TEXT EXTRACT:
┌──
Hollande has suggested he may have inherited worse-than-expected public finances from his conservative predecessor Nicholas Sarkozy and has ordered an audit of the state accounts for the end of June.
An extraordinary session of parliament in July is then due to re-draft the 2013 budget. Many observers expect Hollande's government to use the audit as an excuse to roll back generous spending promises made during the election campaign.
Moscovici insisted, however, that France wanted progress on a strategy to stimulate growth in the euro zone, including discussion of joint euro bonds and common oversight of banks to end the risk that governments' finances could be dragged under by a weak banking system, and vice versa.
"If Europe is only about austerity, is only about punishment, then Europe is going to lose touch with the people."
NO SPENDING SPLURGE
France is the euro zone's second largest economy and, along with Germany, central to European integration and the EU's global standing. Any suggestion that it is plagued by economic difficulties like those of indebted Spain, Greece and Ireland could complicate efforts to resolve the euro zone debt crisis.
"The high level of public debt poses a threat to the sustainability of public finances, and the recent rise in bond spreads suggests that markets are concerned about the country's fiscal position," the Commission report warned.
The Commission said France needed to rein in spending increases, keeping these under the level of economic growth, which the EU's executive sees at 0.5 percent this year and 1.3 percent in 2013.
└──
ENTRIES PROVIDED:
┌──
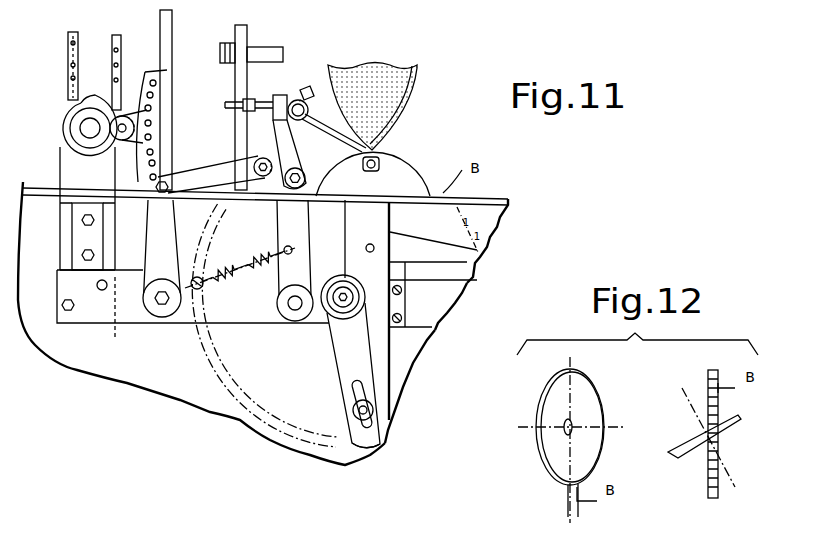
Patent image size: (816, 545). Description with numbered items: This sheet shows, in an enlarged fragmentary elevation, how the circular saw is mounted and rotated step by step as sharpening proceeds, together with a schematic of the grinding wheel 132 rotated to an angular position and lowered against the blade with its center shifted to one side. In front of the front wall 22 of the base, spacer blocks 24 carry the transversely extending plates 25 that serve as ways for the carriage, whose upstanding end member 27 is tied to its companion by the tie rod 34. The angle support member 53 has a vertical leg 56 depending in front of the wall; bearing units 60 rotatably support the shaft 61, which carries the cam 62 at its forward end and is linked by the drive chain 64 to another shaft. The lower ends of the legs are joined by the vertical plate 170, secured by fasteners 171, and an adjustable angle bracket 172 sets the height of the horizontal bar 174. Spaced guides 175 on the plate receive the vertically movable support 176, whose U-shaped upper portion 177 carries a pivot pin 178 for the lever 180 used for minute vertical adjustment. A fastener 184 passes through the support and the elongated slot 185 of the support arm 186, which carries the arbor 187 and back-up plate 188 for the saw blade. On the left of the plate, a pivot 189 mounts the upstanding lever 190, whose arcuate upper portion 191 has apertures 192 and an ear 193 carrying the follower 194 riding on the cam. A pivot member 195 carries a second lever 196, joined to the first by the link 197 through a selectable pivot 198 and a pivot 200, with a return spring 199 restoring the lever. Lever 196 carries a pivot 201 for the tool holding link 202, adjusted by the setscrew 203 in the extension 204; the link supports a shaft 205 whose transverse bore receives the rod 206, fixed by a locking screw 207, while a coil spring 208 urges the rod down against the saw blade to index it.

In FIG. 11, the front wall 22 is at (182, 400).
In FIG. 11, the spacer blocks 24 is at (167, 170).
In FIG. 11, the transversely extending plates 25 is at (172, 140).
In FIG. 11, the end member 27 is at (172, 28).
In FIG. 11, the tie rod 34 is at (262, 47).
In FIG. 11, the angle support member 53 is at (59, 202).
In FIG. 11, the vertical leg 56 is at (65, 220).
In FIG. 11, the bearing units 60 is at (62, 133).
In FIG. 11, the shaft 61 is at (87, 123).
In FIG. 11, the cam 62 is at (77, 103).
In FIG. 11, the drive chain 64 is at (75, 33).
In FIG. 11, the grinding wheel 132 is at (410, 105).
In FIG. 12, the grinding wheel 132 is at (592, 400).
In FIG. 11, the bar or plate 170 is at (433, 308).
In FIG. 11, the fasteners 171 is at (104, 292).
In FIG. 11, the angle bracket 172 is at (80, 237).
In FIG. 11, the horizontally disposed bar 174 is at (498, 195).
In FIG. 11, the guides 175 is at (405, 278).
In FIG. 11, the support 176 is at (388, 360).
In FIG. 11, the U-shaped upper portion 177 is at (393, 229).
In FIG. 11, the pivot pin 178 is at (369, 244).
In FIG. 11, the lever 180 is at (453, 253).
In FIG. 11, the fastener 184 is at (353, 410).
In FIG. 11, the elongated slot 185 is at (372, 449).
In FIG. 11, the support arm 186 is at (368, 377).
In FIG. 11, the arbor 187 is at (342, 302).
In FIG. 11, the back-up plate 188 is at (358, 285).
In FIG. 11, the pivot 189 is at (433, 195).
In FIG. 11, the lever 190 is at (376, 169).
In FIG. 11, the arcuate upper portion 191 is at (145, 72).
In FIG. 11, the apertures 192 is at (157, 93).
In FIG. 11, the ear 193 is at (83, 138).
In FIG. 11, the follower 194 is at (117, 140).
In FIG. 11, the pivot member 195 is at (290, 303).
In FIG. 11, the lever 196 is at (290, 228).
In FIG. 11, the link 197 is at (230, 168).
In FIG. 11, the pivot 198 is at (158, 240).
In FIG. 11, the return spring 199 is at (203, 290).
In FIG. 11, the pivot 200 is at (258, 160).
In FIG. 11, the pivot 201 is at (290, 182).
In FIG. 11, the tool holding link 202 is at (302, 150).
In FIG. 11, the setscrew 203 is at (252, 100).
In FIG. 11, the extension 204 is at (285, 98).
In FIG. 11, the shaft 205 is at (305, 110).
In FIG. 11, the rod 206 is at (333, 131).
In FIG. 11, the locking screw 207 is at (307, 102).
In FIG. 11, the coil spring 208 is at (300, 91).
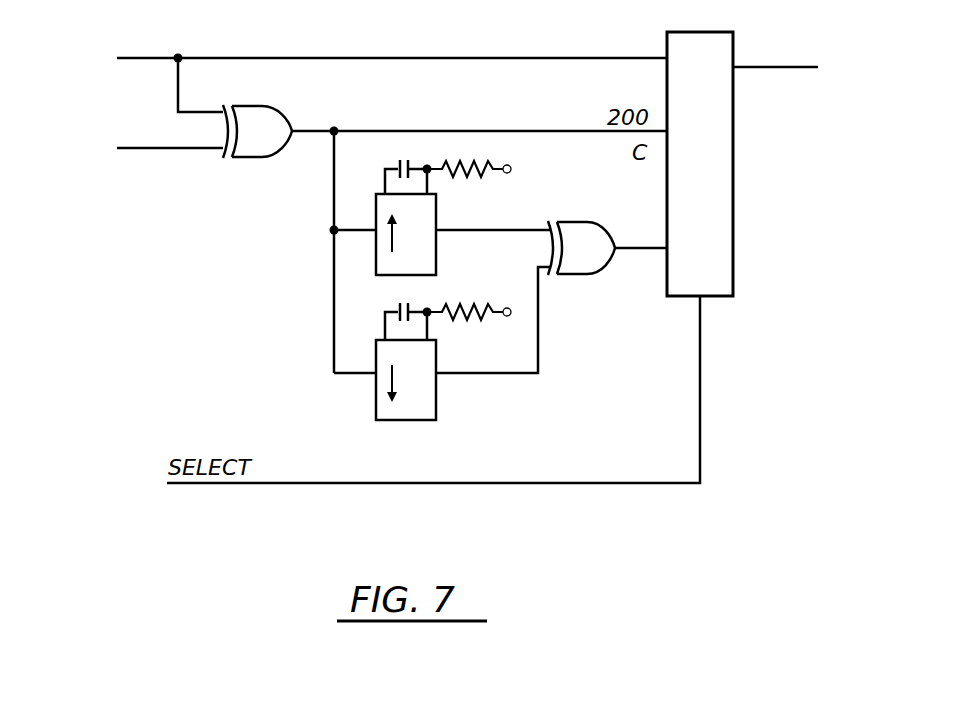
└──
OBJECTIVES:
(1) In the passage on French public finances, what economic growth rate does the EU's executive expect for France in 2013?
(2) Write the next part of the passage on French public finances, beginning after its final sentence.
The rows are separate material, unrelated to the passage on French public finances.

ANSWER SET:
(1) 1.3 percent.

(2)
That would squeeze Hollande's campaign promises to hire 60,000 school staff and create 150,000 state-aided jobs in a country with one of the world's highest levels of public spending.
EU Economic and Monetary Affairs Commissioner Olli Rehn said he expected Hollande to announce new measures to tackle the deficit once the audit was complete.
"I expect that France will, shortly following the review conducted by the Cour des Comptes, present concrete measures in order to ensure it respects its commitments," Rehn said, referring to the French court of auditors.
With the Commission's growth forecasts below those of the French authorities for next year, the report said such measures should be cuts in government spending and tax reforms.
"In terms of fiscal revenue, the number and cost of tax expenditures is to be further reduced," the Commission report said. "Moreover, despite measures to reduce taxes on labor, further efforts are needed to develop a tax system that is more conducive to sustainable economic growth."